● Aim:
Output all of the entries below precisely as written.

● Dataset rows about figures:

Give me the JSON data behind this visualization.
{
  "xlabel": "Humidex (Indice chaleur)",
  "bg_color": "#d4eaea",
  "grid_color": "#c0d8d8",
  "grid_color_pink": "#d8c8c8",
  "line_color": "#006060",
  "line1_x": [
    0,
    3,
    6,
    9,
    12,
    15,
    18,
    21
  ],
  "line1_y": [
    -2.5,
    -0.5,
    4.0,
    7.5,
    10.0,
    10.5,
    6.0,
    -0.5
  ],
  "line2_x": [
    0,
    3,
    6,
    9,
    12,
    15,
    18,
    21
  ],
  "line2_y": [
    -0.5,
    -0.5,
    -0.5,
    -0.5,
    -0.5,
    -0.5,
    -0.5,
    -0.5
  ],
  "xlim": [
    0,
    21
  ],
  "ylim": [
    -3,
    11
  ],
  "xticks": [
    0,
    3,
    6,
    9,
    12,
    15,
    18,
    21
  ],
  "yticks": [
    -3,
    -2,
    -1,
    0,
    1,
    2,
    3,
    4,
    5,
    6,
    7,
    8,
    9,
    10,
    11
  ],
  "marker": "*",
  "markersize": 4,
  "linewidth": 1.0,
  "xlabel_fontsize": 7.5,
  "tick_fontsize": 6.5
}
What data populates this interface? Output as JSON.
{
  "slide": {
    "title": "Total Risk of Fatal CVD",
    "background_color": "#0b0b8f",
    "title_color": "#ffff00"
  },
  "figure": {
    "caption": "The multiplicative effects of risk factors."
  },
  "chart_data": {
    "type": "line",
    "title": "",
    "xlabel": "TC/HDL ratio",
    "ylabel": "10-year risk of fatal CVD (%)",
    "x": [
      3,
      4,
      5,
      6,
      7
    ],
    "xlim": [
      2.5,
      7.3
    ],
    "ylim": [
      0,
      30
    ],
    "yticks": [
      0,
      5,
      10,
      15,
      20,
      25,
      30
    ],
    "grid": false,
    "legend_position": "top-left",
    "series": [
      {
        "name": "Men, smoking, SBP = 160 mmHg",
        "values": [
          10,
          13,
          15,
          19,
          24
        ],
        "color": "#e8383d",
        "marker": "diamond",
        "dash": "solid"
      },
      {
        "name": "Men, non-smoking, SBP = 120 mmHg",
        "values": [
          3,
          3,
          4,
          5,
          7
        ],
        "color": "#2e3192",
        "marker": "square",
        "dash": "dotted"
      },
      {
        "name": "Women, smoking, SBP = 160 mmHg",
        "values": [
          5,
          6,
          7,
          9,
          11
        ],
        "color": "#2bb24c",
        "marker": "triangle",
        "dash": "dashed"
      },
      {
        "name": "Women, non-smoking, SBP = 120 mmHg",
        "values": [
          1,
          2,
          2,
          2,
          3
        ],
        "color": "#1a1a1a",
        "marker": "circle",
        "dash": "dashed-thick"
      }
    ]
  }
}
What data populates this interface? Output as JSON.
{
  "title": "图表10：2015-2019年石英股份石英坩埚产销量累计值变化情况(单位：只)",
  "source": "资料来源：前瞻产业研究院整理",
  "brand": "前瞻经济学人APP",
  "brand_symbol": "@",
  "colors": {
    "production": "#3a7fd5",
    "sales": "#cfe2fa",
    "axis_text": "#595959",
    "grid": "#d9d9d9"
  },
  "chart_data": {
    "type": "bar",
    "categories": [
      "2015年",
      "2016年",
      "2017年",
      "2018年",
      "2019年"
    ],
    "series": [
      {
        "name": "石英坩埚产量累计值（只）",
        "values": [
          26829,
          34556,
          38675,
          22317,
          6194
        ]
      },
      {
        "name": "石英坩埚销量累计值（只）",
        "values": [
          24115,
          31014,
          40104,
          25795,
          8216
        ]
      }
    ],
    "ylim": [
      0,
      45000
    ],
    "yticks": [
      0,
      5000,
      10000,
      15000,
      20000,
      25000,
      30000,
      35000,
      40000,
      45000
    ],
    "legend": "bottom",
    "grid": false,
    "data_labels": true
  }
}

● Worked solution:
Give me the JSON data behind this visualization.
{
  "xlabel": "Humidex (Indice chaleur)",
  "bg_color": "#d4eaea",
  "grid_color": "#c0d8d8",
  "grid_color_pink": "#d8c8c8",
  "line_color": "#006060",
  "line1_x": [
    0,
    3,
    6,
    9,
    12,
    15,
    18,
    21
  ],
  "line1_y": [
    -2.5,
    -0.5,
    4.0,
    7.5,
    10.0,
    10.5,
    6.0,
    -0.5
  ],
  "line2_x": [
    0,
    3,
    6,
    9,
    12,
    15,
    18,
    21
  ],
  "line2_y": [
    -0.5,
    -0.5,
    -0.5,
    -0.5,
    -0.5,
    -0.5,
    -0.5,
    -0.5
  ],
  "xlim": [
    0,
    21
  ],
  "ylim": [
    -3,
    11
  ],
  "xticks": [
    0,
    3,
    6,
    9,
    12,
    15,
    18,
    21
  ],
  "yticks": [
    -3,
    -2,
    -1,
    0,
    1,
    2,
    3,
    4,
    5,
    6,
    7,
    8,
    9,
    10,
    11
  ],
  "marker": "*",
  "markersize": 4,
  "linewidth": 1.0,
  "xlabel_fontsize": 7.5,
  "tick_fontsize": 6.5
}
What data populates this interface? Output as JSON.
{
  "slide": {
    "title": "Total Risk of Fatal CVD",
    "background_color": "#0b0b8f",
    "title_color": "#ffff00"
  },
  "figure": {
    "caption": "The multiplicative effects of risk factors."
  },
  "chart_data": {
    "type": "line",
    "title": "",
    "xlabel": "TC/HDL ratio",
    "ylabel": "10-year risk of fatal CVD (%)",
    "x": [
      3,
      4,
      5,
      6,
      7
    ],
    "xlim": [
      2.5,
      7.3
    ],
    "ylim": [
      0,
      30
    ],
    "yticks": [
      0,
      5,
      10,
      15,
      20,
      25,
      30
    ],
    "grid": false,
    "legend_position": "top-left",
    "series": [
      {
        "name": "Men, smoking, SBP = 160 mmHg",
        "values": [
          10,
          13,
          15,
          19,
          24
        ],
        "color": "#e8383d",
        "marker": "diamond",
        "dash": "solid"
      },
      {
        "name": "Men, non-smoking, SBP = 120 mmHg",
        "values": [
          3,
          3,
          4,
          5,
          7
        ],
        "color": "#2e3192",
        "marker": "square",
        "dash": "dotted"
      },
      {
        "name": "Women, smoking, SBP = 160 mmHg",
        "values": [
          5,
          6,
          7,
          9,
          11
        ],
        "color": "#2bb24c",
        "marker": "triangle",
        "dash": "dashed"
      },
      {
        "name": "Women, non-smoking, SBP = 120 mmHg",
        "values": [
          1,
          2,
          2,
          2,
          3
        ],
        "color": "#1a1a1a",
        "marker": "circle",
        "dash": "dashed-thick"
      }
    ]
  }
}
What data populates this interface? Output as JSON.
{
  "title": "图表10：2015-2019年石英股份石英坩埚产销量累计值变化情况(单位：只)",
  "source": "资料来源：前瞻产业研究院整理",
  "brand": "前瞻经济学人APP",
  "brand_symbol": "@",
  "colors": {
    "production": "#3a7fd5",
    "sales": "#cfe2fa",
    "axis_text": "#595959",
    "grid": "#d9d9d9"
  },
  "chart_data": {
    "type": "bar",
    "categories": [
      "2015年",
      "2016年",
      "2017年",
      "2018年",
      "2019年"
    ],
    "series": [
      {
        "name": "石英坩埚产量累计值（只）",
        "values": [
          26829,
          34556,
          38675,
          22317,
          6194
        ]
      },
      {
        "name": "石英坩埚销量累计值（只）",
        "values": [
          24115,
          31014,
          40104,
          25795,
          8216
        ]
      }
    ],
    "ylim": [
      0,
      45000
    ],
    "yticks": [
      0,
      5000,
      10000,
      15000,
      20000,
      25000,
      30000,
      35000,
      40000,
      45000
    ],
    "legend": "bottom",
    "grid": false,
    "data_labels": true
  }
}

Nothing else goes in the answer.